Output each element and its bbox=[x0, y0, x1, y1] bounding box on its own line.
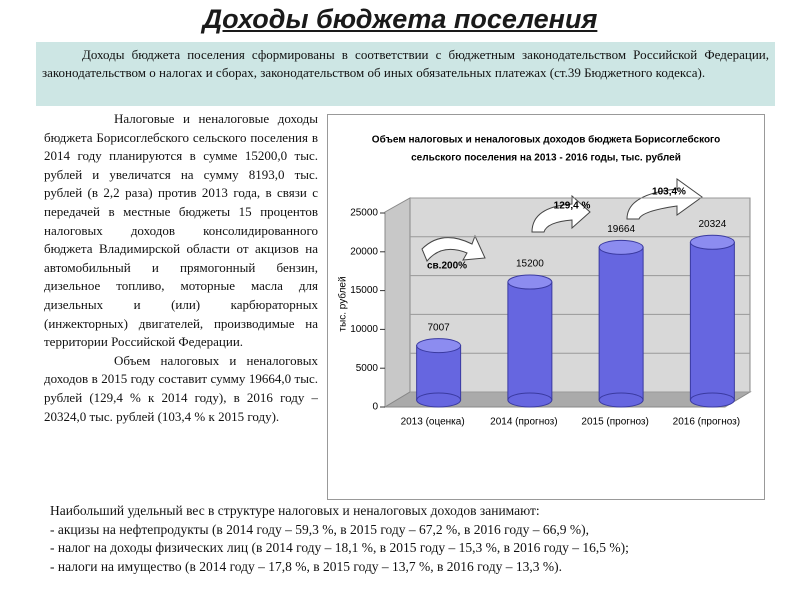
bar bbox=[689, 241, 735, 401]
body-text: Налоговые и неналоговые доходы бюджета Б… bbox=[44, 110, 318, 512]
y-tick-label: 25000 bbox=[350, 208, 378, 219]
x-tick-label: 2014 (прогноз) bbox=[490, 417, 557, 428]
bar-base bbox=[507, 392, 553, 408]
value-label: 15200 bbox=[516, 259, 544, 270]
footer-line: - акцизы на нефтепродукты (в 2014 году –… bbox=[50, 521, 589, 537]
paragraph: Объем налоговых и неналоговых доходов в … bbox=[44, 352, 318, 424]
chart-title: сельского поселения на 2013 - 2016 годы,… bbox=[411, 152, 681, 164]
x-tick-label: 2016 (прогноз) bbox=[673, 417, 740, 428]
footer-line: - налоги на имущество (в 2014 году – 17,… bbox=[50, 558, 562, 574]
y-tick-label: 15000 bbox=[350, 285, 378, 296]
footer: Наибольший удельный вес в структуре нало… bbox=[50, 502, 790, 576]
intro-box: Доходы бюджета поселения сформированы в … bbox=[36, 42, 775, 106]
slide-title: Доходы бюджета поселения bbox=[202, 4, 598, 34]
bar-top bbox=[507, 274, 553, 290]
paragraph: Налоговые и неналоговые доходы бюджета Б… bbox=[44, 111, 318, 350]
value-label: 7007 bbox=[428, 322, 451, 333]
arrow bbox=[531, 194, 591, 233]
y-tick-label: 0 bbox=[372, 402, 378, 413]
bar-base bbox=[598, 392, 644, 408]
bar-top bbox=[598, 239, 644, 255]
arrow bbox=[626, 178, 703, 220]
bar bbox=[416, 345, 462, 401]
annotation: 103,4% bbox=[652, 187, 686, 198]
value-label: 20324 bbox=[698, 219, 726, 230]
arrow bbox=[421, 234, 486, 262]
bar-base bbox=[689, 392, 735, 408]
annotation: 129,4 % bbox=[554, 201, 591, 212]
bar-top bbox=[689, 234, 735, 250]
y-tick-label: 5000 bbox=[356, 363, 379, 374]
annotation: св.200% bbox=[427, 261, 467, 272]
y-axis-label: тыс. рублей bbox=[337, 276, 349, 331]
bar bbox=[507, 281, 553, 401]
x-tick-label: 2015 (прогноз) bbox=[581, 417, 648, 428]
chart-title: Объем налоговых и неналоговых доходов бю… bbox=[372, 134, 720, 146]
y-tick-label: 20000 bbox=[350, 246, 378, 257]
x-tick-label: 2013 (оценка) bbox=[401, 417, 465, 428]
footer-line: Наибольший удельный вес в структуре нало… bbox=[50, 503, 540, 518]
value-label: 19664 bbox=[607, 224, 635, 235]
y-tick-label: 10000 bbox=[350, 324, 378, 335]
bar-top bbox=[416, 338, 462, 354]
bar bbox=[598, 246, 644, 401]
chart: Объем налоговых и неналоговых доходов бю… bbox=[327, 114, 765, 500]
bar-base bbox=[416, 392, 462, 408]
footer-line: - налог на доходы физических лиц (в 2014… bbox=[50, 540, 629, 555]
side-wall bbox=[384, 197, 411, 408]
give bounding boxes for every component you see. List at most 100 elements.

____

Copy out every line of the rows above verbatim, omitting the pictures.

SOLUTION BELOW:
Output each element and its bbox=[x0, y0, x1, y1] bounding box on its own line.
bar bbox=[689, 241, 735, 401]
body-text: Налоговые и неналоговые доходы бюджета Б… bbox=[44, 110, 318, 512]
y-tick-label: 25000 bbox=[350, 208, 378, 219]
x-tick-label: 2014 (прогноз) bbox=[490, 417, 557, 428]
bar-base bbox=[507, 392, 553, 408]
value-label: 15200 bbox=[516, 259, 544, 270]
footer-line: - акцизы на нефтепродукты (в 2014 году –… bbox=[50, 521, 589, 537]
paragraph: Объем налоговых и неналоговых доходов в … bbox=[44, 352, 318, 424]
chart-title: сельского поселения на 2013 - 2016 годы,… bbox=[411, 152, 681, 164]
x-tick-label: 2016 (прогноз) bbox=[673, 417, 740, 428]
footer-line: - налоги на имущество (в 2014 году – 17,… bbox=[50, 558, 562, 574]
y-tick-label: 15000 bbox=[350, 285, 378, 296]
footer: Наибольший удельный вес в структуре нало… bbox=[50, 502, 790, 576]
intro-box: Доходы бюджета поселения сформированы в … bbox=[36, 42, 775, 106]
slide-title: Доходы бюджета поселения bbox=[202, 4, 598, 34]
bar-top bbox=[507, 274, 553, 290]
paragraph: Налоговые и неналоговые доходы бюджета Б… bbox=[44, 111, 318, 350]
value-label: 7007 bbox=[428, 322, 451, 333]
arrow bbox=[531, 194, 591, 233]
y-tick-label: 0 bbox=[372, 402, 378, 413]
bar-base bbox=[598, 392, 644, 408]
bar-top bbox=[598, 239, 644, 255]
arrow bbox=[626, 178, 703, 220]
bar bbox=[416, 345, 462, 401]
annotation: 103,4% bbox=[652, 187, 686, 198]
value-label: 20324 bbox=[698, 219, 726, 230]
arrow bbox=[421, 234, 486, 262]
bar-base bbox=[689, 392, 735, 408]
annotation: 129,4 % bbox=[554, 201, 591, 212]
bar-top bbox=[689, 234, 735, 250]
y-tick-label: 5000 bbox=[356, 363, 379, 374]
annotation: св.200% bbox=[427, 261, 467, 272]
y-axis-label: тыс. рублей bbox=[337, 276, 349, 331]
bar bbox=[507, 281, 553, 401]
x-tick-label: 2015 (прогноз) bbox=[581, 417, 648, 428]
chart-title: Объем налоговых и неналоговых доходов бю… bbox=[372, 134, 720, 146]
y-tick-label: 20000 bbox=[350, 246, 378, 257]
x-tick-label: 2013 (оценка) bbox=[401, 417, 465, 428]
footer-line: Наибольший удельный вес в структуре нало… bbox=[50, 503, 540, 518]
value-label: 19664 bbox=[607, 224, 635, 235]
y-tick-label: 10000 bbox=[350, 324, 378, 335]
bar-top bbox=[416, 338, 462, 354]
bar bbox=[598, 246, 644, 401]
chart: Объем налоговых и неналоговых доходов бю… bbox=[327, 114, 765, 500]
bar-base bbox=[416, 392, 462, 408]
footer-line: - налог на доходы физических лиц (в 2014… bbox=[50, 540, 629, 555]
side-wall bbox=[384, 197, 411, 408]
give bounding boxes for every component you see. List at most 100 elements.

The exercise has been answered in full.